(Data excerpts)
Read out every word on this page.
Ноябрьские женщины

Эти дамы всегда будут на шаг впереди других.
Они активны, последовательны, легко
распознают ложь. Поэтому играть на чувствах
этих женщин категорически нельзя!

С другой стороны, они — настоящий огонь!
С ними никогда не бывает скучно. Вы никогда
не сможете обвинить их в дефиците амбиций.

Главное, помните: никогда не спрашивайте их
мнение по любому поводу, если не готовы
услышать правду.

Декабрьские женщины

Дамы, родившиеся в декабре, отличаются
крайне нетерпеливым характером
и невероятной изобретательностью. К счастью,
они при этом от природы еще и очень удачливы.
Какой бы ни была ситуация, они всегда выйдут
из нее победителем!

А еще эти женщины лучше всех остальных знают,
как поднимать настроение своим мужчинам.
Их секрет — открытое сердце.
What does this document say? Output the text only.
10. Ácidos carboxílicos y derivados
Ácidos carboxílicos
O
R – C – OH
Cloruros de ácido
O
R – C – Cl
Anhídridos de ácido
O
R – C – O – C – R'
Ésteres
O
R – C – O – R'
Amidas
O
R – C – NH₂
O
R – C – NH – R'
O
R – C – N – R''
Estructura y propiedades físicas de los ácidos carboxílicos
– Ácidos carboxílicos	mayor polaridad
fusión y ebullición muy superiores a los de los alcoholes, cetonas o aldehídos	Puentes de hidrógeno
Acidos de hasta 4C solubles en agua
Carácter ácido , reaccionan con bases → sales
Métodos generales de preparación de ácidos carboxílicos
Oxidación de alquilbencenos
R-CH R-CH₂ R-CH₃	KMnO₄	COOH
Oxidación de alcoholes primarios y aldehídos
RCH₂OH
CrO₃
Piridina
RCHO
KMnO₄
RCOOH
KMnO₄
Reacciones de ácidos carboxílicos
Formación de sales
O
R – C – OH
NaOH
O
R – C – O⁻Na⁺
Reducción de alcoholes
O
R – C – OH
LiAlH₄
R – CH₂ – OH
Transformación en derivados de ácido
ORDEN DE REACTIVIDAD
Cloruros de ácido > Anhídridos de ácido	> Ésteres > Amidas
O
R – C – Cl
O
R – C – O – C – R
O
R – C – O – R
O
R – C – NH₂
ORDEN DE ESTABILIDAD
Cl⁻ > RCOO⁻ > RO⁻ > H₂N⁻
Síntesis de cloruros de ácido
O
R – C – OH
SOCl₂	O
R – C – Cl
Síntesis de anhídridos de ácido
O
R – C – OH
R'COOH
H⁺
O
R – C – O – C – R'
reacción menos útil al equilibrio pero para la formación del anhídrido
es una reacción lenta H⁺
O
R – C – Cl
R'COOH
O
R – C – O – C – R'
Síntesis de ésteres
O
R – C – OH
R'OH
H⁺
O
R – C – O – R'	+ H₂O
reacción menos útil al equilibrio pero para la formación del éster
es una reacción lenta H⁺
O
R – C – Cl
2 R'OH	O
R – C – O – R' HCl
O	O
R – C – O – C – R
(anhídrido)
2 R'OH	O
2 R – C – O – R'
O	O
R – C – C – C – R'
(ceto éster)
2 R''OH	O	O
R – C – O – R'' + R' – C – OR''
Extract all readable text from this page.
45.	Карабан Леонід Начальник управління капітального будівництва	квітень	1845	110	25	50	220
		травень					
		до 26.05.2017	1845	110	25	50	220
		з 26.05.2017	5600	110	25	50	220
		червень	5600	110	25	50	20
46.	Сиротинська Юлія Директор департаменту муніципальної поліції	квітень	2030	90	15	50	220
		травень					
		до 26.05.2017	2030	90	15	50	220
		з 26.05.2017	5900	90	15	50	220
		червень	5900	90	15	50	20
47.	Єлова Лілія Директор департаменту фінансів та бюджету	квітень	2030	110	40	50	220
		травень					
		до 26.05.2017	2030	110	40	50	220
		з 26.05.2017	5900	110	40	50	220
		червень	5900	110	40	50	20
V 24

● WHAT NEEDS TO BE DONE
Pick out the lines containing the string "menos".

● TASK RESPONSE
reacción menos útil al equilibrio pero para la formación del anhídrido
reacción menos útil al equilibrio pero para la formación del éster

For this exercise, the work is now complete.